Given exercise:
Among the records below, find each line that includes the string "this" and copy it.

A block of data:
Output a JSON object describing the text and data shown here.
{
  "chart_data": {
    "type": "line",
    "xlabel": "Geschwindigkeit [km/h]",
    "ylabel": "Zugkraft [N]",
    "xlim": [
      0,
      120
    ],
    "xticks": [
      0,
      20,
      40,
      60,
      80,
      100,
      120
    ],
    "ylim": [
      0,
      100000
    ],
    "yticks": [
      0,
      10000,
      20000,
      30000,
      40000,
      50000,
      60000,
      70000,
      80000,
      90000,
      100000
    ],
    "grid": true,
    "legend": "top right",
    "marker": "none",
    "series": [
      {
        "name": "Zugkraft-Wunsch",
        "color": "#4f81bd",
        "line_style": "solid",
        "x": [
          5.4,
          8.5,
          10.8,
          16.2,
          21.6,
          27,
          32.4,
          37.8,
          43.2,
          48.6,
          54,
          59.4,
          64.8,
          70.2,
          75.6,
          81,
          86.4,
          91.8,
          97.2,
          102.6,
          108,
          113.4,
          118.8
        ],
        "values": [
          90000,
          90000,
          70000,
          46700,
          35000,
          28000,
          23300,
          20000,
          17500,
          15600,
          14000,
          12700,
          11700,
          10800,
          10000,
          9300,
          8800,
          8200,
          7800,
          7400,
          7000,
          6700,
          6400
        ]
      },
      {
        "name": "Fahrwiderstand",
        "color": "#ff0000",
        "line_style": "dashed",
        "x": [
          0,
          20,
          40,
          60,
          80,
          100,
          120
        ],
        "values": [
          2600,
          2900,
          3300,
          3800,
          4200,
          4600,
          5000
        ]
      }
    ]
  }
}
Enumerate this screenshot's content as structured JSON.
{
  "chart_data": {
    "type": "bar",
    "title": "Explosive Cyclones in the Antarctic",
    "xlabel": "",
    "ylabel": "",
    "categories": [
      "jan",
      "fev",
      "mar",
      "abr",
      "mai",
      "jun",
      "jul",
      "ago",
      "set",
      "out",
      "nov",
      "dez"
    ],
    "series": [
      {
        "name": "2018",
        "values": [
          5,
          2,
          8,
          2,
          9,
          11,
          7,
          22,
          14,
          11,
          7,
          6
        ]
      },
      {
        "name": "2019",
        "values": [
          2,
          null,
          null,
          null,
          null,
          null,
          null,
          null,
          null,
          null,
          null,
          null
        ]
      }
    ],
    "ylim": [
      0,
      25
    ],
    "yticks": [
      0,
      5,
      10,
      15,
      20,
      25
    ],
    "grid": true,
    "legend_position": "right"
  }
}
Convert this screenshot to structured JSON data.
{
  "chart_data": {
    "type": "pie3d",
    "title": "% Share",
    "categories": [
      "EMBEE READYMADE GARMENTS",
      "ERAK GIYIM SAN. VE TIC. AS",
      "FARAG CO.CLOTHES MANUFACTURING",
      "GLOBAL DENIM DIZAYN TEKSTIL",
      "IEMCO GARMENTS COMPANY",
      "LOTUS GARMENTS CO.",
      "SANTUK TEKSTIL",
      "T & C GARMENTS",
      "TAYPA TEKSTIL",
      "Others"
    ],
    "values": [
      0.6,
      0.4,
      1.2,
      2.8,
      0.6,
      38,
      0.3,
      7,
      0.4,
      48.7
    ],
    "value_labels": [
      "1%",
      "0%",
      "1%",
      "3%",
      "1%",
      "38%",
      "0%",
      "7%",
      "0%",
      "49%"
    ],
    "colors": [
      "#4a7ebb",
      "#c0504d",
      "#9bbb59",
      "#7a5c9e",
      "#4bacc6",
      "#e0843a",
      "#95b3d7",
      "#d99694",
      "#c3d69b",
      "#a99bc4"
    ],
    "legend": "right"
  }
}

Task answer:
Enumerate this screenshot's content as structured JSON.
Convert this screenshot to structured JSON data.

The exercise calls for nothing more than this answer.